• [THE PROBLEM] Can the lines below, from the one that holds "What's the underlying" to the very end, be echoed exactly, with both ends included and no pictures?
▽
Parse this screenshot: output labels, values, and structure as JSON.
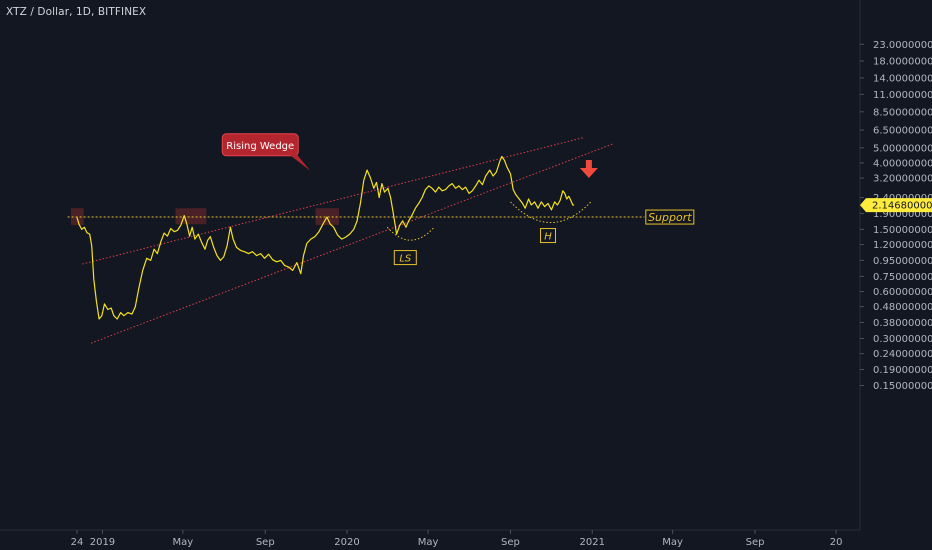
{
  "header": {
    "title": "XTZ / Dollar, 1D, BITFINEX"
  },
  "colors": {
    "background": "#131722",
    "price_line": "#f5e21b",
    "wedge_lines": "#e0404a",
    "support_line": "#e6c229",
    "highlight_box": "#7a2a2e",
    "arrow": "#ef4a3c",
    "price_tag": "#ffeb3b"
  },
  "chart_data": {
    "type": "line",
    "title": "XTZ / Dollar, 1D, BITFINEX",
    "xlabel": "",
    "ylabel": "",
    "y_scale": "log",
    "ylim": [
      0.13,
      23.0
    ],
    "y_ticks": [
      "23.00000000",
      "18.00000000",
      "14.00000000",
      "11.00000000",
      "8.50000000",
      "6.50000000",
      "5.00000000",
      "4.00000000",
      "3.20000000",
      "2.40000000",
      "1.90000000",
      "1.50000000",
      "1.20000000",
      "0.95000000",
      "0.75000000",
      "0.60000000",
      "0.48000000",
      "0.38000000",
      "0.30000000",
      "0.24000000",
      "0.19000000",
      "0.15000000"
    ],
    "x_ticks": [
      "24",
      "2019",
      "May",
      "Sep",
      "2020",
      "May",
      "Sep",
      "2021",
      "May",
      "Sep",
      "20"
    ],
    "last_price": "2.14680000",
    "series": [
      {
        "values": [
          [
            "2018-11-24",
            1.79
          ],
          [
            "2018-11-27",
            1.62
          ],
          [
            "2018-12-01",
            1.5
          ],
          [
            "2018-12-05",
            1.55
          ],
          [
            "2018-12-09",
            1.43
          ],
          [
            "2018-12-13",
            1.4
          ],
          [
            "2018-12-16",
            1.18
          ],
          [
            "2018-12-19",
            0.72
          ],
          [
            "2018-12-23",
            0.52
          ],
          [
            "2018-12-27",
            0.4
          ],
          [
            "2018-12-31",
            0.42
          ],
          [
            "2019-01-04",
            0.5
          ],
          [
            "2019-01-09",
            0.46
          ],
          [
            "2019-01-14",
            0.47
          ],
          [
            "2019-01-18",
            0.42
          ],
          [
            "2019-01-23",
            0.4
          ],
          [
            "2019-01-28",
            0.44
          ],
          [
            "2019-02-02",
            0.42
          ],
          [
            "2019-02-08",
            0.44
          ],
          [
            "2019-02-14",
            0.43
          ],
          [
            "2019-02-19",
            0.48
          ],
          [
            "2019-02-24",
            0.62
          ],
          [
            "2019-03-02",
            0.82
          ],
          [
            "2019-03-08",
            0.98
          ],
          [
            "2019-03-14",
            0.95
          ],
          [
            "2019-03-19",
            1.12
          ],
          [
            "2019-03-24",
            1.05
          ],
          [
            "2019-03-29",
            1.25
          ],
          [
            "2019-04-03",
            1.42
          ],
          [
            "2019-04-08",
            1.36
          ],
          [
            "2019-04-13",
            1.52
          ],
          [
            "2019-04-18",
            1.45
          ],
          [
            "2019-04-23",
            1.48
          ],
          [
            "2019-04-28",
            1.6
          ],
          [
            "2019-05-03",
            1.84
          ],
          [
            "2019-05-07",
            1.62
          ],
          [
            "2019-05-11",
            1.36
          ],
          [
            "2019-05-15",
            1.55
          ],
          [
            "2019-05-19",
            1.3
          ],
          [
            "2019-05-24",
            1.4
          ],
          [
            "2019-05-29",
            1.24
          ],
          [
            "2019-06-03",
            1.12
          ],
          [
            "2019-06-07",
            1.28
          ],
          [
            "2019-06-11",
            1.35
          ],
          [
            "2019-06-16",
            1.15
          ],
          [
            "2019-06-21",
            1.02
          ],
          [
            "2019-06-26",
            0.95
          ],
          [
            "2019-07-01",
            1.0
          ],
          [
            "2019-07-06",
            1.18
          ],
          [
            "2019-07-11",
            1.55
          ],
          [
            "2019-07-15",
            1.3
          ],
          [
            "2019-07-20",
            1.15
          ],
          [
            "2019-07-26",
            1.1
          ],
          [
            "2019-08-01",
            1.08
          ],
          [
            "2019-08-07",
            1.05
          ],
          [
            "2019-08-13",
            1.08
          ],
          [
            "2019-08-19",
            1.02
          ],
          [
            "2019-08-25",
            1.05
          ],
          [
            "2019-08-31",
            0.98
          ],
          [
            "2019-09-06",
            1.04
          ],
          [
            "2019-09-12",
            0.96
          ],
          [
            "2019-09-18",
            0.93
          ],
          [
            "2019-09-24",
            0.95
          ],
          [
            "2019-09-30",
            0.88
          ],
          [
            "2019-10-06",
            0.86
          ],
          [
            "2019-10-12",
            0.82
          ],
          [
            "2019-10-18",
            0.92
          ],
          [
            "2019-10-24",
            0.78
          ],
          [
            "2019-10-28",
            1.02
          ],
          [
            "2019-11-02",
            1.22
          ],
          [
            "2019-11-08",
            1.3
          ],
          [
            "2019-11-14",
            1.35
          ],
          [
            "2019-11-20",
            1.45
          ],
          [
            "2019-11-26",
            1.62
          ],
          [
            "2019-12-02",
            1.8
          ],
          [
            "2019-12-07",
            1.62
          ],
          [
            "2019-12-12",
            1.55
          ],
          [
            "2019-12-18",
            1.38
          ],
          [
            "2019-12-24",
            1.3
          ],
          [
            "2019-12-30",
            1.34
          ],
          [
            "2020-01-05",
            1.4
          ],
          [
            "2020-01-11",
            1.5
          ],
          [
            "2020-01-16",
            1.7
          ],
          [
            "2020-01-21",
            2.2
          ],
          [
            "2020-01-26",
            3.1
          ],
          [
            "2020-01-31",
            3.6
          ],
          [
            "2020-02-05",
            3.2
          ],
          [
            "2020-02-10",
            2.75
          ],
          [
            "2020-02-14",
            3.0
          ],
          [
            "2020-02-18",
            2.4
          ],
          [
            "2020-02-22",
            2.95
          ],
          [
            "2020-02-26",
            2.6
          ],
          [
            "2020-03-02",
            2.75
          ],
          [
            "2020-03-06",
            2.4
          ],
          [
            "2020-03-11",
            1.8
          ],
          [
            "2020-03-15",
            1.4
          ],
          [
            "2020-03-20",
            1.6
          ],
          [
            "2020-03-24",
            1.7
          ],
          [
            "2020-03-29",
            1.55
          ],
          [
            "2020-04-02",
            1.7
          ],
          [
            "2020-04-07",
            1.85
          ],
          [
            "2020-04-12",
            2.05
          ],
          [
            "2020-04-17",
            2.2
          ],
          [
            "2020-04-22",
            2.4
          ],
          [
            "2020-04-27",
            2.7
          ],
          [
            "2020-05-02",
            2.85
          ],
          [
            "2020-05-07",
            2.75
          ],
          [
            "2020-05-12",
            2.6
          ],
          [
            "2020-05-17",
            2.8
          ],
          [
            "2020-05-22",
            2.65
          ],
          [
            "2020-05-27",
            2.7
          ],
          [
            "2020-06-01",
            2.85
          ],
          [
            "2020-06-06",
            2.95
          ],
          [
            "2020-06-11",
            2.75
          ],
          [
            "2020-06-16",
            2.85
          ],
          [
            "2020-06-21",
            2.7
          ],
          [
            "2020-06-26",
            2.8
          ],
          [
            "2020-07-01",
            2.55
          ],
          [
            "2020-07-06",
            2.65
          ],
          [
            "2020-07-11",
            2.85
          ],
          [
            "2020-07-16",
            3.1
          ],
          [
            "2020-07-21",
            2.9
          ],
          [
            "2020-07-26",
            3.3
          ],
          [
            "2020-08-01",
            3.6
          ],
          [
            "2020-08-06",
            3.3
          ],
          [
            "2020-08-11",
            3.5
          ],
          [
            "2020-08-16",
            4.1
          ],
          [
            "2020-08-19",
            4.4
          ],
          [
            "2020-08-23",
            4.15
          ],
          [
            "2020-08-27",
            3.75
          ],
          [
            "2020-09-01",
            3.4
          ],
          [
            "2020-09-05",
            2.7
          ],
          [
            "2020-09-09",
            2.5
          ],
          [
            "2020-09-14",
            2.35
          ],
          [
            "2020-09-19",
            2.2
          ],
          [
            "2020-09-23",
            2.05
          ],
          [
            "2020-09-28",
            2.35
          ],
          [
            "2020-10-02",
            2.15
          ],
          [
            "2020-10-07",
            2.25
          ],
          [
            "2020-10-12",
            2.05
          ],
          [
            "2020-10-17",
            2.25
          ],
          [
            "2020-10-22",
            2.1
          ],
          [
            "2020-10-27",
            2.2
          ],
          [
            "2020-11-01",
            2.0
          ],
          [
            "2020-11-06",
            2.25
          ],
          [
            "2020-11-10",
            2.15
          ],
          [
            "2020-11-14",
            2.3
          ],
          [
            "2020-11-18",
            2.65
          ],
          [
            "2020-11-21",
            2.55
          ],
          [
            "2020-11-24",
            2.35
          ],
          [
            "2020-11-27",
            2.45
          ],
          [
            "2020-11-30",
            2.3
          ],
          [
            "2020-12-03",
            2.15
          ],
          [
            "2020-12-05",
            2.1468
          ]
        ]
      }
    ],
    "wedge_upper": [
      [
        "2018-12-02",
        0.9
      ],
      [
        "2020-12-18",
        5.8
      ]
    ],
    "wedge_lower": [
      [
        "2018-12-15",
        0.28
      ],
      [
        "2021-02-01",
        5.3
      ]
    ],
    "support_level": 1.8,
    "support_x_range": [
      "2018-11-10",
      "2021-03-20"
    ],
    "highlight_boxes": [
      {
        "x": [
          "2018-11-15",
          "2018-12-04"
        ],
        "y": [
          1.6,
          2.05
        ]
      },
      {
        "x": [
          "2019-04-20",
          "2019-06-05"
        ],
        "y": [
          1.62,
          2.05
        ]
      },
      {
        "x": [
          "2019-11-15",
          "2019-12-20"
        ],
        "y": [
          1.6,
          2.05
        ]
      }
    ],
    "shoulder_curves": [
      {
        "x": [
          "2020-03-01",
          "2020-05-10"
        ],
        "top": 1.55,
        "bottom": 1.28
      },
      {
        "x": [
          "2020-09-01",
          "2020-12-30"
        ],
        "top": 2.25,
        "bottom": 1.66
      }
    ],
    "annotations": [
      {
        "text": "Rising Wedge",
        "x": "2019-12-01",
        "y": 5.0
      },
      {
        "text": "Support",
        "x": "2021-03-22",
        "y": 1.8
      },
      {
        "text": "LS",
        "x": "2020-03-28",
        "y": 0.99
      },
      {
        "text": "H",
        "x": "2020-10-27",
        "y": 1.37
      }
    ],
    "arrow": {
      "x": "2020-12-27",
      "y": 3.6,
      "direction": "down"
    }
  }
}
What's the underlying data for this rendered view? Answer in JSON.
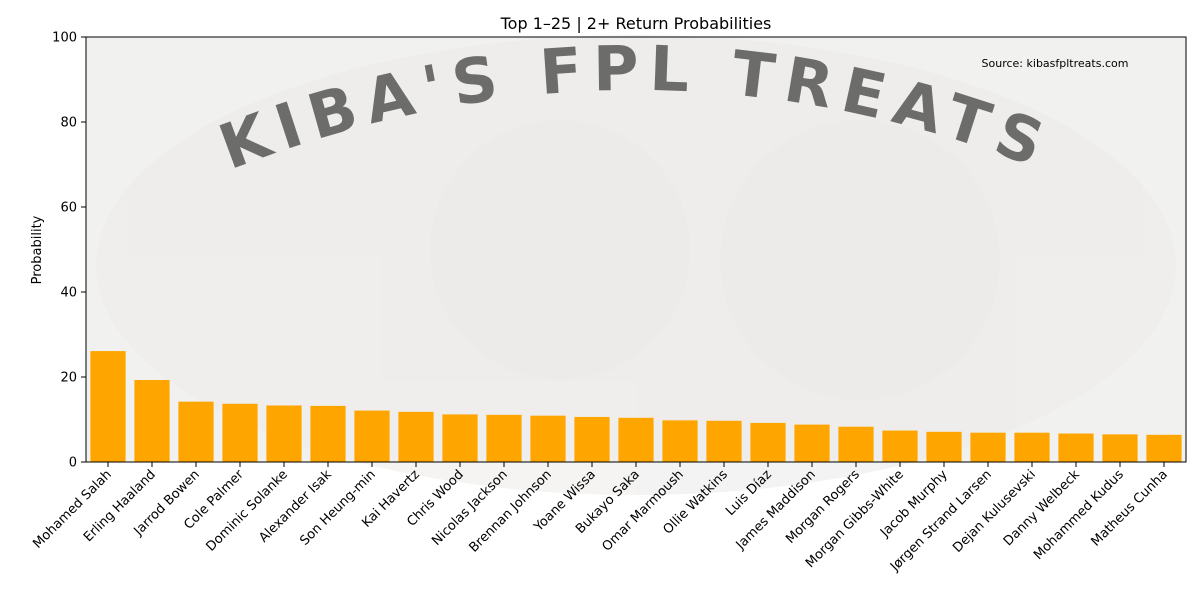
{
  "chart_data": {
    "type": "bar",
    "title": "Top 1–25 | 2+ Return Probabilities",
    "xlabel": "",
    "ylabel": "Probability",
    "ylim": [
      0,
      100
    ],
    "yticks": [
      0,
      20,
      40,
      60,
      80,
      100
    ],
    "grid": false,
    "legend": "none",
    "bar_color": "#FFA500",
    "plot_background": "#F1F1F0",
    "watermark_text": "KIBA'S FPL TREATS",
    "source": "Source: kibasfpltreats.com",
    "categories": [
      "Mohamed Salah",
      "Erling Haaland",
      "Jarrod Bowen",
      "Cole Palmer",
      "Dominic Solanke",
      "Alexander Isak",
      "Son Heung-min",
      "Kai Havertz",
      "Chris Wood",
      "Nicolas Jackson",
      "Brennan Johnson",
      "Yoane Wissa",
      "Bukayo Saka",
      "Omar Marmoush",
      "Ollie Watkins",
      "Luis Díaz",
      "James Maddison",
      "Morgan Rogers",
      "Morgan Gibbs-White",
      "Jacob Murphy",
      "Jørgen Strand Larsen",
      "Dejan Kulusevski",
      "Danny Welbeck",
      "Mohammed Kudus",
      "Matheus Cunha"
    ],
    "values": [
      26.1,
      19.3,
      14.2,
      13.7,
      13.3,
      13.2,
      12.1,
      11.8,
      11.2,
      11.1,
      10.9,
      10.6,
      10.4,
      9.8,
      9.7,
      9.2,
      8.8,
      8.3,
      7.4,
      7.1,
      6.9,
      6.9,
      6.7,
      6.5,
      6.4
    ]
  }
}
△
• [RESPONSE TO THIS TASK]
What's the underlying data for this rendered view? Answer in JSON.
{
  "chart_data": {
    "type": "bar",
    "title": "Top 1–25 | 2+ Return Probabilities",
    "xlabel": "",
    "ylabel": "Probability",
    "ylim": [
      0,
      100
    ],
    "yticks": [
      0,
      20,
      40,
      60,
      80,
      100
    ],
    "grid": false,
    "legend": "none",
    "bar_color": "#FFA500",
    "plot_background": "#F1F1F0",
    "watermark_text": "KIBA'S FPL TREATS",
    "source": "Source: kibasfpltreats.com",
    "categories": [
      "Mohamed Salah",
      "Erling Haaland",
      "Jarrod Bowen",
      "Cole Palmer",
      "Dominic Solanke",
      "Alexander Isak",
      "Son Heung-min",
      "Kai Havertz",
      "Chris Wood",
      "Nicolas Jackson",
      "Brennan Johnson",
      "Yoane Wissa",
      "Bukayo Saka",
      "Omar Marmoush",
      "Ollie Watkins",
      "Luis Díaz",
      "James Maddison",
      "Morgan Rogers",
      "Morgan Gibbs-White",
      "Jacob Murphy",
      "Jørgen Strand Larsen",
      "Dejan Kulusevski",
      "Danny Welbeck",
      "Mohammed Kudus",
      "Matheus Cunha"
    ],
    "values": [
      26.1,
      19.3,
      14.2,
      13.7,
      13.3,
      13.2,
      12.1,
      11.8,
      11.2,
      11.1,
      10.9,
      10.6,
      10.4,
      9.8,
      9.7,
      9.2,
      8.8,
      8.3,
      7.4,
      7.1,
      6.9,
      6.9,
      6.7,
      6.5,
      6.4
    ]
  }
}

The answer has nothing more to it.